* **What this task involves**: Reproduce each line bearing the word "生意犹含".

Extracted data entries
* Begin *

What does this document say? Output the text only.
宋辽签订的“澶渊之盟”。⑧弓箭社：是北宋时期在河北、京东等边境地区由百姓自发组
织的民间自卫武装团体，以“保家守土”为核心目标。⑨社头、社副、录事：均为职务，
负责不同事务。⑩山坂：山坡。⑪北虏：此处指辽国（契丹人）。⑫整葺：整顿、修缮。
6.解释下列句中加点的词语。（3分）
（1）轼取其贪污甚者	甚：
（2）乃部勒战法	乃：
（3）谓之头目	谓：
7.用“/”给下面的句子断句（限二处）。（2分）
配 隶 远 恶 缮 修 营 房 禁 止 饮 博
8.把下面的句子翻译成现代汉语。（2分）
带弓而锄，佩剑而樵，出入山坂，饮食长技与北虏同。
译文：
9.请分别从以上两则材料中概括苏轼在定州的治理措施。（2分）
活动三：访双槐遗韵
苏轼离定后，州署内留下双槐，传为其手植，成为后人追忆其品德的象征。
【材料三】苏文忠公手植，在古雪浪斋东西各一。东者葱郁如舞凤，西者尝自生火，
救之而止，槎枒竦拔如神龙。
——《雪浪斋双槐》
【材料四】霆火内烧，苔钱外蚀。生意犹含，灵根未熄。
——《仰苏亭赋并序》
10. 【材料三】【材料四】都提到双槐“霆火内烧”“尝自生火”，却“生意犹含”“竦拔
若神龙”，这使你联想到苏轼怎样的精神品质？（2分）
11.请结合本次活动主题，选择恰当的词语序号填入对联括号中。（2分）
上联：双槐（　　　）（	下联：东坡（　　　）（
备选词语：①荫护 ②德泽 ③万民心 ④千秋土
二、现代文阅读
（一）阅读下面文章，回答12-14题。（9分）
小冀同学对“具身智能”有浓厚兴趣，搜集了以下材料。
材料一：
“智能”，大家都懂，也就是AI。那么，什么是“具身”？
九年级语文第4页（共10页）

* End *

* **Answer to the problem**:
【材料四】霆火内烧，苔钱外蚀。生意犹含，灵根未熄。
10. 【材料三】【材料四】都提到双槐“霆火内烧”“尝自生火”，却“生意犹含”“竦拔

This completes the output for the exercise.